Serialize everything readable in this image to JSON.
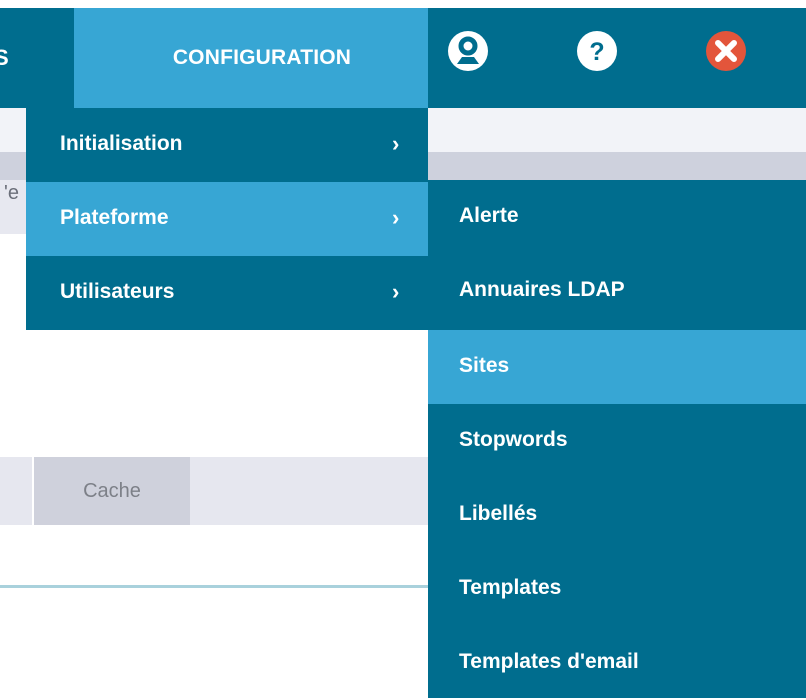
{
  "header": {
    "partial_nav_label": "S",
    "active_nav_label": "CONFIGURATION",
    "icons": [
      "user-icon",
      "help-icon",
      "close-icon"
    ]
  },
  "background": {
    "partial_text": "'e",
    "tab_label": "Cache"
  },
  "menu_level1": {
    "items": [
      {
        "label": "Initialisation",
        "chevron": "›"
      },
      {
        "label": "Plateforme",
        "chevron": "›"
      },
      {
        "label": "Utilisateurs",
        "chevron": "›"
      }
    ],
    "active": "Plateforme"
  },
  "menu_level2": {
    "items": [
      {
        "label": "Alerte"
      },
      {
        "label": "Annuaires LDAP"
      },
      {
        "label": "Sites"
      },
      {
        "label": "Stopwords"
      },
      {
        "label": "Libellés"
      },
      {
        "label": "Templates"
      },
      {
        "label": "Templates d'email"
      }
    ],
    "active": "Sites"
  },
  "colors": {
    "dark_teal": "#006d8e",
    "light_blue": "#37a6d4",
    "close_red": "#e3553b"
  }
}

++++++++

Leave the pictures out and output the rest of the listing exactly.

**Expected answer**
Serialize everything readable in this image to JSON.
{
  "header": {
    "partial_nav_label": "S",
    "active_nav_label": "CONFIGURATION",
    "icons": [
      "user-icon",
      "help-icon",
      "close-icon"
    ]
  },
  "background": {
    "partial_text": "'e",
    "tab_label": "Cache"
  },
  "menu_level1": {
    "items": [
      {
        "label": "Initialisation",
        "chevron": "›"
      },
      {
        "label": "Plateforme",
        "chevron": "›"
      },
      {
        "label": "Utilisateurs",
        "chevron": "›"
      }
    ],
    "active": "Plateforme"
  },
  "menu_level2": {
    "items": [
      {
        "label": "Alerte"
      },
      {
        "label": "Annuaires LDAP"
      },
      {
        "label": "Sites"
      },
      {
        "label": "Stopwords"
      },
      {
        "label": "Libellés"
      },
      {
        "label": "Templates"
      },
      {
        "label": "Templates d'email"
      }
    ],
    "active": "Sites"
  },
  "colors": {
    "dark_teal": "#006d8e",
    "light_blue": "#37a6d4",
    "close_red": "#e3553b"
  }
}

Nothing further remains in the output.